• _Task prompt_: Every entry must be given again exactly.
• • • •
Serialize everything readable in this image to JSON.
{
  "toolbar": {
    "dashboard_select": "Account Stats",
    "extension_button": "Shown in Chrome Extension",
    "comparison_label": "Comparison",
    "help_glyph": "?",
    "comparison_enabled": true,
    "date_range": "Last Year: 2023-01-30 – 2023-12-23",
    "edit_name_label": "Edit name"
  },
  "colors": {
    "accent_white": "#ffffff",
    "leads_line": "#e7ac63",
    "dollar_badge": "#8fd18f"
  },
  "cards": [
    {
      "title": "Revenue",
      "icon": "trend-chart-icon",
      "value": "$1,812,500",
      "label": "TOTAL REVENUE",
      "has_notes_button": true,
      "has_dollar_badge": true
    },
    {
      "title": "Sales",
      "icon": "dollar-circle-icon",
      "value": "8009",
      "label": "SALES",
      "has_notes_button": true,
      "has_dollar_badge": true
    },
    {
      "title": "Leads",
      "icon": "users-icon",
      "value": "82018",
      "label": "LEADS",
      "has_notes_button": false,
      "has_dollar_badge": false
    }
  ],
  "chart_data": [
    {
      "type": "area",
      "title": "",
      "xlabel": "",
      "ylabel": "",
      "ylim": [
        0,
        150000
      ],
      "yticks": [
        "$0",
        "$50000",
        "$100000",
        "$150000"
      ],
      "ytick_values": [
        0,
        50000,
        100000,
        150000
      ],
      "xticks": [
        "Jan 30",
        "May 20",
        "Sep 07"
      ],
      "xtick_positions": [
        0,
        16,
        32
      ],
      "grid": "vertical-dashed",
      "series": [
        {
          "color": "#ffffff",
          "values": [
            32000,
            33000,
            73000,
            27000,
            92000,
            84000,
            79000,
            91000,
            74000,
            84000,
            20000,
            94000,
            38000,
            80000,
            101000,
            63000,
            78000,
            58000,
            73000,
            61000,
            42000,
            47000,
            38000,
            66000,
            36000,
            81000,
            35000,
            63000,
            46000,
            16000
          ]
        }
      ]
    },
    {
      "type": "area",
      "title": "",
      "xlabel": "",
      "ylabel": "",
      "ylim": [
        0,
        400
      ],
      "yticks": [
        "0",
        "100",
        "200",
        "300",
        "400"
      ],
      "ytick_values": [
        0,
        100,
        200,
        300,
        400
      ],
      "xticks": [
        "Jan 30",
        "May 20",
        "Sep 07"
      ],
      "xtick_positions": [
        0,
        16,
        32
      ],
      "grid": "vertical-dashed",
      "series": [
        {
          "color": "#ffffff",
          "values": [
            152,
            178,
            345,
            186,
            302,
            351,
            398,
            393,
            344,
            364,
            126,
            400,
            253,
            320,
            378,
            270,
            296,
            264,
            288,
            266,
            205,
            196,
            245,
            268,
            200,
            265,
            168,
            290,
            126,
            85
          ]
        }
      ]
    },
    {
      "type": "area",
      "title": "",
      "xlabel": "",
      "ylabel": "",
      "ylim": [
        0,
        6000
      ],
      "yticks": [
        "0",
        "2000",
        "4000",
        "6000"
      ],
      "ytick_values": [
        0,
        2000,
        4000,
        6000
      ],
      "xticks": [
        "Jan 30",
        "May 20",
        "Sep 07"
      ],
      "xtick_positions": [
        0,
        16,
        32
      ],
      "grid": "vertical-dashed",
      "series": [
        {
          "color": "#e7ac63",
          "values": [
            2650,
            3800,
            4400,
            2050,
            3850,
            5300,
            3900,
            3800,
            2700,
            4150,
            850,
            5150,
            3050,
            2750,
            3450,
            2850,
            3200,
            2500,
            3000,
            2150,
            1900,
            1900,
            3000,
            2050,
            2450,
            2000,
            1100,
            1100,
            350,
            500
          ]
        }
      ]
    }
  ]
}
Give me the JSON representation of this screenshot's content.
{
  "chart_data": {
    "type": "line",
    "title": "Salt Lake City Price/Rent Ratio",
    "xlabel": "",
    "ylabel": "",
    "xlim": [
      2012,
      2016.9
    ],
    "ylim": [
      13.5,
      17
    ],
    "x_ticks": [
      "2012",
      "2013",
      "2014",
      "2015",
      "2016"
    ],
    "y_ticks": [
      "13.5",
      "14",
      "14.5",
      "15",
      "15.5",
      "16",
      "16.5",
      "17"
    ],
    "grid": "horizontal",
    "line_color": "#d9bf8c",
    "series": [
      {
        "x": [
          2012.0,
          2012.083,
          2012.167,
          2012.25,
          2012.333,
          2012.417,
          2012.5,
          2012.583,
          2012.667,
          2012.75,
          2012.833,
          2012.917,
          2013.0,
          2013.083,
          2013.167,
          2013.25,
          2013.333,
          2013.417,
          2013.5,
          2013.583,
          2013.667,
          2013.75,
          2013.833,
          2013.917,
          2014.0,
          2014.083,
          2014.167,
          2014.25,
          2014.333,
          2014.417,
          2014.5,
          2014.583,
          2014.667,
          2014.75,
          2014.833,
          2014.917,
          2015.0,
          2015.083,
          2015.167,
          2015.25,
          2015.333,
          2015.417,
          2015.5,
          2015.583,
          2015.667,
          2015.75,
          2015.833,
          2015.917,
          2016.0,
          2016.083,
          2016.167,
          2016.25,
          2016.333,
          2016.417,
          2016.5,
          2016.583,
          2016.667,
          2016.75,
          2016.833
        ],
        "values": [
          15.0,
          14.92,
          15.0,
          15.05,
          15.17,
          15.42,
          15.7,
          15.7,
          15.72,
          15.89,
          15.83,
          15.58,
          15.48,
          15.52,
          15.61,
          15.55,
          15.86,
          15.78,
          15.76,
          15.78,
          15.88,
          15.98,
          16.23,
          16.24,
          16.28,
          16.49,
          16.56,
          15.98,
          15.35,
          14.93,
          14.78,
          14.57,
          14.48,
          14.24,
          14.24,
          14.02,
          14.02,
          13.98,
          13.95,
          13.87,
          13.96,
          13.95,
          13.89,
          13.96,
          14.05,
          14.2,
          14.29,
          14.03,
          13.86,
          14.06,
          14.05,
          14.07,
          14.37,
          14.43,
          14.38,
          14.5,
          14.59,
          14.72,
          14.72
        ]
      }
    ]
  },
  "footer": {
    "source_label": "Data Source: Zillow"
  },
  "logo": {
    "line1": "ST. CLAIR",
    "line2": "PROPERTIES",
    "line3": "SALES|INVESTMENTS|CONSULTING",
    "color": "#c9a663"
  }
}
• • • •
• _Response to this task_:
Serialize everything readable in this image to JSON.
{
  "toolbar": {
    "dashboard_select": "Account Stats",
    "extension_button": "Shown in Chrome Extension",
    "comparison_label": "Comparison",
    "help_glyph": "?",
    "comparison_enabled": true,
    "date_range": "Last Year: 2023-01-30 – 2023-12-23",
    "edit_name_label": "Edit name"
  },
  "colors": {
    "accent_white": "#ffffff",
    "leads_line": "#e7ac63",
    "dollar_badge": "#8fd18f"
  },
  "cards": [
    {
      "title": "Revenue",
      "icon": "trend-chart-icon",
      "value": "$1,812,500",
      "label": "TOTAL REVENUE",
      "has_notes_button": true,
      "has_dollar_badge": true
    },
    {
      "title": "Sales",
      "icon": "dollar-circle-icon",
      "value": "8009",
      "label": "SALES",
      "has_notes_button": true,
      "has_dollar_badge": true
    },
    {
      "title": "Leads",
      "icon": "users-icon",
      "value": "82018",
      "label": "LEADS",
      "has_notes_button": false,
      "has_dollar_badge": false
    }
  ],
  "chart_data": [
    {
      "type": "area",
      "title": "",
      "xlabel": "",
      "ylabel": "",
      "ylim": [
        0,
        150000
      ],
      "yticks": [
        "$0",
        "$50000",
        "$100000",
        "$150000"
      ],
      "ytick_values": [
        0,
        50000,
        100000,
        150000
      ],
      "xticks": [
        "Jan 30",
        "May 20",
        "Sep 07"
      ],
      "xtick_positions": [
        0,
        16,
        32
      ],
      "grid": "vertical-dashed",
      "series": [
        {
          "color": "#ffffff",
          "values": [
            32000,
            33000,
            73000,
            27000,
            92000,
            84000,
            79000,
            91000,
            74000,
            84000,
            20000,
            94000,
            38000,
            80000,
            101000,
            63000,
            78000,
            58000,
            73000,
            61000,
            42000,
            47000,
            38000,
            66000,
            36000,
            81000,
            35000,
            63000,
            46000,
            16000
          ]
        }
      ]
    },
    {
      "type": "area",
      "title": "",
      "xlabel": "",
      "ylabel": "",
      "ylim": [
        0,
        400
      ],
      "yticks": [
        "0",
        "100",
        "200",
        "300",
        "400"
      ],
      "ytick_values": [
        0,
        100,
        200,
        300,
        400
      ],
      "xticks": [
        "Jan 30",
        "May 20",
        "Sep 07"
      ],
      "xtick_positions": [
        0,
        16,
        32
      ],
      "grid": "vertical-dashed",
      "series": [
        {
          "color": "#ffffff",
          "values": [
            152,
            178,
            345,
            186,
            302,
            351,
            398,
            393,
            344,
            364,
            126,
            400,
            253,
            320,
            378,
            270,
            296,
            264,
            288,
            266,
            205,
            196,
            245,
            268,
            200,
            265,
            168,
            290,
            126,
            85
          ]
        }
      ]
    },
    {
      "type": "area",
      "title": "",
      "xlabel": "",
      "ylabel": "",
      "ylim": [
        0,
        6000
      ],
      "yticks": [
        "0",
        "2000",
        "4000",
        "6000"
      ],
      "ytick_values": [
        0,
        2000,
        4000,
        6000
      ],
      "xticks": [
        "Jan 30",
        "May 20",
        "Sep 07"
      ],
      "xtick_positions": [
        0,
        16,
        32
      ],
      "grid": "vertical-dashed",
      "series": [
        {
          "color": "#e7ac63",
          "values": [
            2650,
            3800,
            4400,
            2050,
            3850,
            5300,
            3900,
            3800,
            2700,
            4150,
            850,
            5150,
            3050,
            2750,
            3450,
            2850,
            3200,
            2500,
            3000,
            2150,
            1900,
            1900,
            3000,
            2050,
            2450,
            2000,
            1100,
            1100,
            350,
            500
          ]
        }
      ]
    }
  ]
}
Give me the JSON representation of this screenshot's content.
{
  "chart_data": {
    "type": "line",
    "title": "Salt Lake City Price/Rent Ratio",
    "xlabel": "",
    "ylabel": "",
    "xlim": [
      2012,
      2016.9
    ],
    "ylim": [
      13.5,
      17
    ],
    "x_ticks": [
      "2012",
      "2013",
      "2014",
      "2015",
      "2016"
    ],
    "y_ticks": [
      "13.5",
      "14",
      "14.5",
      "15",
      "15.5",
      "16",
      "16.5",
      "17"
    ],
    "grid": "horizontal",
    "line_color": "#d9bf8c",
    "series": [
      {
        "x": [
          2012.0,
          2012.083,
          2012.167,
          2012.25,
          2012.333,
          2012.417,
          2012.5,
          2012.583,
          2012.667,
          2012.75,
          2012.833,
          2012.917,
          2013.0,
          2013.083,
          2013.167,
          2013.25,
          2013.333,
          2013.417,
          2013.5,
          2013.583,
          2013.667,
          2013.75,
          2013.833,
          2013.917,
          2014.0,
          2014.083,
          2014.167,
          2014.25,
          2014.333,
          2014.417,
          2014.5,
          2014.583,
          2014.667,
          2014.75,
          2014.833,
          2014.917,
          2015.0,
          2015.083,
          2015.167,
          2015.25,
          2015.333,
          2015.417,
          2015.5,
          2015.583,
          2015.667,
          2015.75,
          2015.833,
          2015.917,
          2016.0,
          2016.083,
          2016.167,
          2016.25,
          2016.333,
          2016.417,
          2016.5,
          2016.583,
          2016.667,
          2016.75,
          2016.833
        ],
        "values": [
          15.0,
          14.92,
          15.0,
          15.05,
          15.17,
          15.42,
          15.7,
          15.7,
          15.72,
          15.89,
          15.83,
          15.58,
          15.48,
          15.52,
          15.61,
          15.55,
          15.86,
          15.78,
          15.76,
          15.78,
          15.88,
          15.98,
          16.23,
          16.24,
          16.28,
          16.49,
          16.56,
          15.98,
          15.35,
          14.93,
          14.78,
          14.57,
          14.48,
          14.24,
          14.24,
          14.02,
          14.02,
          13.98,
          13.95,
          13.87,
          13.96,
          13.95,
          13.89,
          13.96,
          14.05,
          14.2,
          14.29,
          14.03,
          13.86,
          14.06,
          14.05,
          14.07,
          14.37,
          14.43,
          14.38,
          14.5,
          14.59,
          14.72,
          14.72
        ]
      }
    ]
  },
  "footer": {
    "source_label": "Data Source: Zillow"
  },
  "logo": {
    "line1": "ST. CLAIR",
    "line2": "PROPERTIES",
    "line3": "SALES|INVESTMENTS|CONSULTING",
    "color": "#c9a663"
  }
}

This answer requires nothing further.